* [Given request]:
Show all lines from the data that include the word "name".

* [Stored rows]:
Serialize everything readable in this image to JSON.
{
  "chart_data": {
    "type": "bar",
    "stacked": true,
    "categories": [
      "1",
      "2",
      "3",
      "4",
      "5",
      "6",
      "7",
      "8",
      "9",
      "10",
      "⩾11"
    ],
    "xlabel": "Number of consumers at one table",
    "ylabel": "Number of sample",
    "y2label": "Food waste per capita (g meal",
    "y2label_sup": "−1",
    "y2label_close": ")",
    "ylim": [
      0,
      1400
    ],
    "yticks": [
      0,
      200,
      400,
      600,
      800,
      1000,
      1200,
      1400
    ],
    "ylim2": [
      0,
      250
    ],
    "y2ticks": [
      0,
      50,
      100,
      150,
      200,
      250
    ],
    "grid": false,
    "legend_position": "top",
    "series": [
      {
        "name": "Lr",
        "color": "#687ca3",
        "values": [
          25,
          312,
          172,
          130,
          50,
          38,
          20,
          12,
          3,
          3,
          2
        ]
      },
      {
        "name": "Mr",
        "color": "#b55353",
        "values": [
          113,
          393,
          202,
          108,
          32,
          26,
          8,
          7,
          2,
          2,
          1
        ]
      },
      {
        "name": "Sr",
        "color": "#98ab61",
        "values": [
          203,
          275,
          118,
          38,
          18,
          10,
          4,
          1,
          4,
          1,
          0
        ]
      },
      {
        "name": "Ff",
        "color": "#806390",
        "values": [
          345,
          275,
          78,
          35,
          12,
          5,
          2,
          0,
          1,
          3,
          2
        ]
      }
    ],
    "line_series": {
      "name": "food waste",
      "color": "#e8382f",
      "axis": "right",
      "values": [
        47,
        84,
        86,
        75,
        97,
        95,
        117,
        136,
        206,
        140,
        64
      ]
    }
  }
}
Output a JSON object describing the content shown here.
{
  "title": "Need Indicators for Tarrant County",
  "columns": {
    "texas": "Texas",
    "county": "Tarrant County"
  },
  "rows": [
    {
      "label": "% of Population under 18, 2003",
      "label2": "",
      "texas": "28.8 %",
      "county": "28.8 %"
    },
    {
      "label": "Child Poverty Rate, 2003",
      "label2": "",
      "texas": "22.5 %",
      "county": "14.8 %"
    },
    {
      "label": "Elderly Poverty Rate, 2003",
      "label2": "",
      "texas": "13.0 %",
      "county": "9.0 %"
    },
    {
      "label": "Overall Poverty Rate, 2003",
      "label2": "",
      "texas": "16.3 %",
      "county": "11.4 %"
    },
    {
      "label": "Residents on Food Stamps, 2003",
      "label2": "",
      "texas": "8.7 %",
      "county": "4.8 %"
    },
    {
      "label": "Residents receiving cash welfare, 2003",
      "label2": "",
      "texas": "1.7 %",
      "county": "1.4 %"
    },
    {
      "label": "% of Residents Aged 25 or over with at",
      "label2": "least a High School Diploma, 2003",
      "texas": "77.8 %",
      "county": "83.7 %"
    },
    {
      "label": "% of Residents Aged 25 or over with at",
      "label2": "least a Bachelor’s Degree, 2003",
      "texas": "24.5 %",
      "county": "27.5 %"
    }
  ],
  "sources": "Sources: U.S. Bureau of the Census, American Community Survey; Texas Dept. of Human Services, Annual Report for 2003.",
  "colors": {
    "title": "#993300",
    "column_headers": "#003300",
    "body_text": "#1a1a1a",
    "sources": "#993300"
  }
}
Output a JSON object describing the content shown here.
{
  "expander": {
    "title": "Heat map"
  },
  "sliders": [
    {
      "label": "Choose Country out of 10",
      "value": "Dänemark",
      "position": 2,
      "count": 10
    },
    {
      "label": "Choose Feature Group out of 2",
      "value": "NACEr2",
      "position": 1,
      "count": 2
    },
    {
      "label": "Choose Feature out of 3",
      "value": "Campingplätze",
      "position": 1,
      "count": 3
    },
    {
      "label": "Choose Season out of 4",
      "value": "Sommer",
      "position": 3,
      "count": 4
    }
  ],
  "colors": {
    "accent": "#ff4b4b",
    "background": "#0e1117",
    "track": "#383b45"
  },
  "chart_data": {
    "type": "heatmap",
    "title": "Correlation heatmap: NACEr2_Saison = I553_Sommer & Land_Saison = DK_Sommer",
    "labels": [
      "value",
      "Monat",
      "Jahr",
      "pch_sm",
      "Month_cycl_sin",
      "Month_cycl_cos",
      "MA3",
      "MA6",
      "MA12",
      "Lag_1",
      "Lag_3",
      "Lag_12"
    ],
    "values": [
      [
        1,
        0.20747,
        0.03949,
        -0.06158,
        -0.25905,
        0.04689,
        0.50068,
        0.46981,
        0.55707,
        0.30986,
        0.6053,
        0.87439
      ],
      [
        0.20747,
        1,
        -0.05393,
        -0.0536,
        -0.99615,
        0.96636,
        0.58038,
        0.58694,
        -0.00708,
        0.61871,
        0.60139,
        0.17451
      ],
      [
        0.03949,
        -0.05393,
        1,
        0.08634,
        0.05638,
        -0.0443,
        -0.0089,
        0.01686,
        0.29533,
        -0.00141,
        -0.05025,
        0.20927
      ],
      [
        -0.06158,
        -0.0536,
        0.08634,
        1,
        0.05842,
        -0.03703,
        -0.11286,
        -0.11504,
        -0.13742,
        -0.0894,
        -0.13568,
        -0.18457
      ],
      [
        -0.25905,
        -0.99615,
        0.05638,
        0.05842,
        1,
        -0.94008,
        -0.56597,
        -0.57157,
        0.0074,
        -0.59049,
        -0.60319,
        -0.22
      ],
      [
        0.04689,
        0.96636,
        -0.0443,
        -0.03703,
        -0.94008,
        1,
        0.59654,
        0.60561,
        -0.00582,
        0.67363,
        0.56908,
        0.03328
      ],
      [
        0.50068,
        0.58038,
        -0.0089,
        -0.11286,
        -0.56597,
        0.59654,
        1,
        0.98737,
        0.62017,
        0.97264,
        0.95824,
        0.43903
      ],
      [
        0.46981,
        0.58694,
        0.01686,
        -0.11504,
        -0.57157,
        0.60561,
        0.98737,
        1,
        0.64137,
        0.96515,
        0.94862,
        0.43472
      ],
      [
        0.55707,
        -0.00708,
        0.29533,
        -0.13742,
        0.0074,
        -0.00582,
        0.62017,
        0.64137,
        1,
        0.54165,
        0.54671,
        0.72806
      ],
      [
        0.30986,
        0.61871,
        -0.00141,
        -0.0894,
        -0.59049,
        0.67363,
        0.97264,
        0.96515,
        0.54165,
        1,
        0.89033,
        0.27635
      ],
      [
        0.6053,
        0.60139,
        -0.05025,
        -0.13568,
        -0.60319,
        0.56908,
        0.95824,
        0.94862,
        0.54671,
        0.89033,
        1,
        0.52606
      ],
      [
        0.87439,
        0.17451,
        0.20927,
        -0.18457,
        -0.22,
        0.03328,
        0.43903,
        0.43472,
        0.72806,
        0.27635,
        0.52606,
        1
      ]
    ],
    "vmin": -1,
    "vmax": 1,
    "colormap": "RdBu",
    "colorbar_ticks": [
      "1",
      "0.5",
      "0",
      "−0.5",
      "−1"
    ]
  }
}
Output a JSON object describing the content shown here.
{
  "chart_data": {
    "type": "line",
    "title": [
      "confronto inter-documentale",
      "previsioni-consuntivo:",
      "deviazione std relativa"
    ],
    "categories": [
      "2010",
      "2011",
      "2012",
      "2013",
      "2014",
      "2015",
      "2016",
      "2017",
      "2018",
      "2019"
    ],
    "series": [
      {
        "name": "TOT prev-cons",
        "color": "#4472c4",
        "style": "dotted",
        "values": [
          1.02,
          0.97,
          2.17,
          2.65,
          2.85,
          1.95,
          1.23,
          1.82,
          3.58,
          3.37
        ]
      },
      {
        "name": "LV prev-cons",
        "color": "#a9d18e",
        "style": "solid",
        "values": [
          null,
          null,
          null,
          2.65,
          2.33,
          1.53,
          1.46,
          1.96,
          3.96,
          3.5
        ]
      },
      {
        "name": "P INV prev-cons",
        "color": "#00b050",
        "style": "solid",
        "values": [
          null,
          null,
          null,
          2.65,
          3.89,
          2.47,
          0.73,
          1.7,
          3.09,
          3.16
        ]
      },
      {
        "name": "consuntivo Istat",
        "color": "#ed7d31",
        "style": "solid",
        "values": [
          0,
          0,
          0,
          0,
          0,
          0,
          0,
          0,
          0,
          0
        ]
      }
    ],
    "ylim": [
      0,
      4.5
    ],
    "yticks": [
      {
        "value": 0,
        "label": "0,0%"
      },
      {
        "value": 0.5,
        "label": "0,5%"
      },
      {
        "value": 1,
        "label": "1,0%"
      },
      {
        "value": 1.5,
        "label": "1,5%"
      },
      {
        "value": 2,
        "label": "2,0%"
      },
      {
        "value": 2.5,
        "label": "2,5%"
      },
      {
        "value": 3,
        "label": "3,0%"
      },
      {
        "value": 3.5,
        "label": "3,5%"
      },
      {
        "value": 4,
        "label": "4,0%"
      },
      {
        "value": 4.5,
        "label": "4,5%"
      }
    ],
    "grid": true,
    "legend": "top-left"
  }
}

* [Complete output]:
        "name": "Lr",
        "name": "Mr",
        "name": "Sr",
        "name": "Ff",
      "name": "food waste",
        "name": "TOT prev-cons",
        "name": "LV prev-cons",
        "name": "P INV prev-cons",
        "name": "consuntivo Istat",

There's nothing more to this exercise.